### REQUIREMENT
Reproduce every row below word for word, leaving out the pictures.

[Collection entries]
..............................

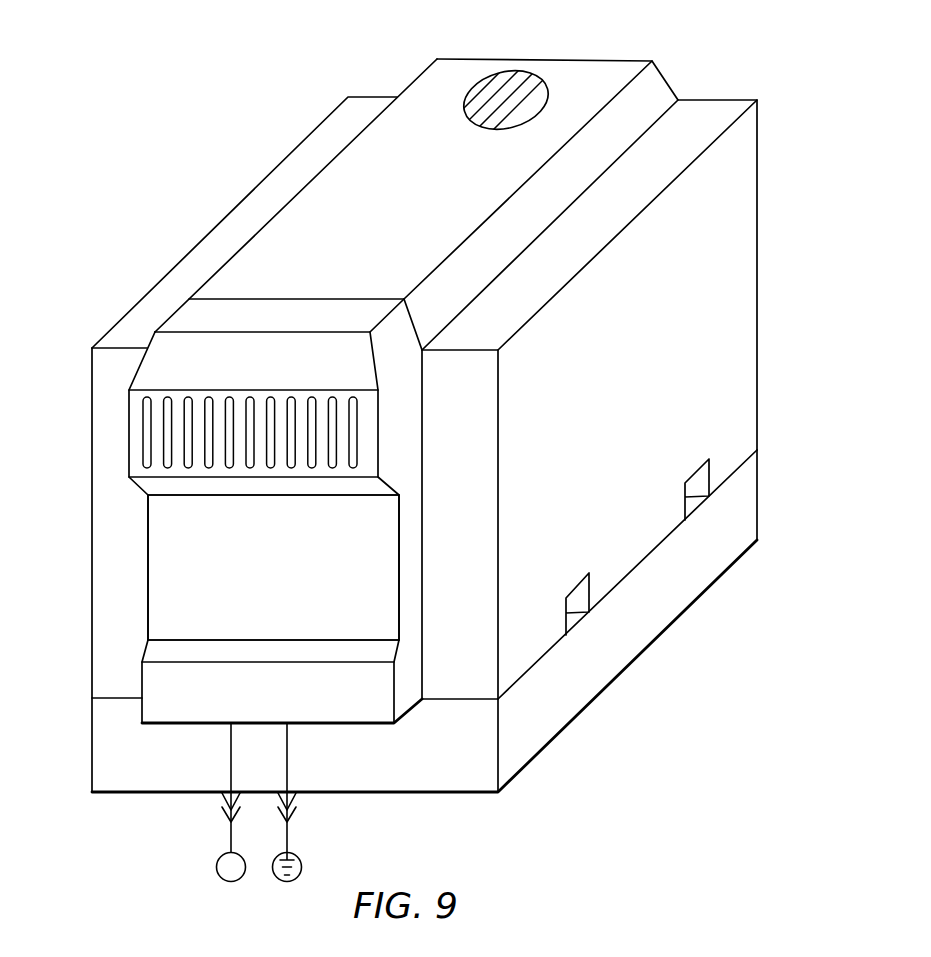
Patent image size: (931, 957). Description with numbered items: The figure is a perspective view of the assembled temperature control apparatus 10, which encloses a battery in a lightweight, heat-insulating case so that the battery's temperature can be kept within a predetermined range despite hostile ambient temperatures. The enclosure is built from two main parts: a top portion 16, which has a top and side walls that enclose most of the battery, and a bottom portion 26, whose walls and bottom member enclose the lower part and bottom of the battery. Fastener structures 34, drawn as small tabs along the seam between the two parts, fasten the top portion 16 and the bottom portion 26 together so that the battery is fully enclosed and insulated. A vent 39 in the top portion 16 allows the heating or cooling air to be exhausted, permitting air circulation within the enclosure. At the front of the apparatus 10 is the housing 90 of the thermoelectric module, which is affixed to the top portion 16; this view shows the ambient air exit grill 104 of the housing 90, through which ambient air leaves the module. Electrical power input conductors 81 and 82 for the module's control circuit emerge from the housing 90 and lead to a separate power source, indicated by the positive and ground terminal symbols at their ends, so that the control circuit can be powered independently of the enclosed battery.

The temperature control apparatus 10 is at (442, 447).
The top portion 16 is at (476, 355).
The bottom portion 26 is at (476, 620).
The fastener structures 34 is at (575, 618).
The vent 39 is at (507, 90).
The electrical power input conductor 81 is at (231, 757).
The electrical power input conductor 82 is at (287, 757).
The housing 90 is at (284, 577).
The ambient air exit grill 104 is at (155, 430).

..............................

### CORRECT RESULT
Patent image size: (931, 957). Description with numbered items: The figure is a perspective view of the assembled temperature control apparatus 10, which encloses a battery in a lightweight, heat-insulating case so that the battery's temperature can be kept within a predetermined range despite hostile ambient temperatures. The enclosure is built from two main parts: a top portion 16, which has a top and side walls that enclose most of the battery, and a bottom portion 26, whose walls and bottom member enclose the lower part and bottom of the battery. Fastener structures 34, drawn as small tabs along the seam between the two parts, fasten the top portion 16 and the bottom portion 26 together so that the battery is fully enclosed and insulated. A vent 39 in the top portion 16 allows the heating or cooling air to be exhausted, permitting air circulation within the enclosure. At the front of the apparatus 10 is the housing 90 of the thermoelectric module, which is affixed to the top portion 16; this view shows the ambient air exit grill 104 of the housing 90, through which ambient air leaves the module. Electrical power input conductors 81 and 82 for the module's control circuit emerge from the housing 90 and lead to a separate power source, indicated by the positive and ground terminal symbols at their ends, so that the control circuit can be powered independently of the enclosed battery.

The temperature control apparatus 10 is at (442, 447).
The top portion 16 is at (476, 355).
The bottom portion 26 is at (476, 620).
The fastener structures 34 is at (575, 618).
The vent 39 is at (507, 90).
The electrical power input conductor 81 is at (231, 757).
The electrical power input conductor 82 is at (287, 757).
The housing 90 is at (284, 577).
The ambient air exit grill 104 is at (155, 430).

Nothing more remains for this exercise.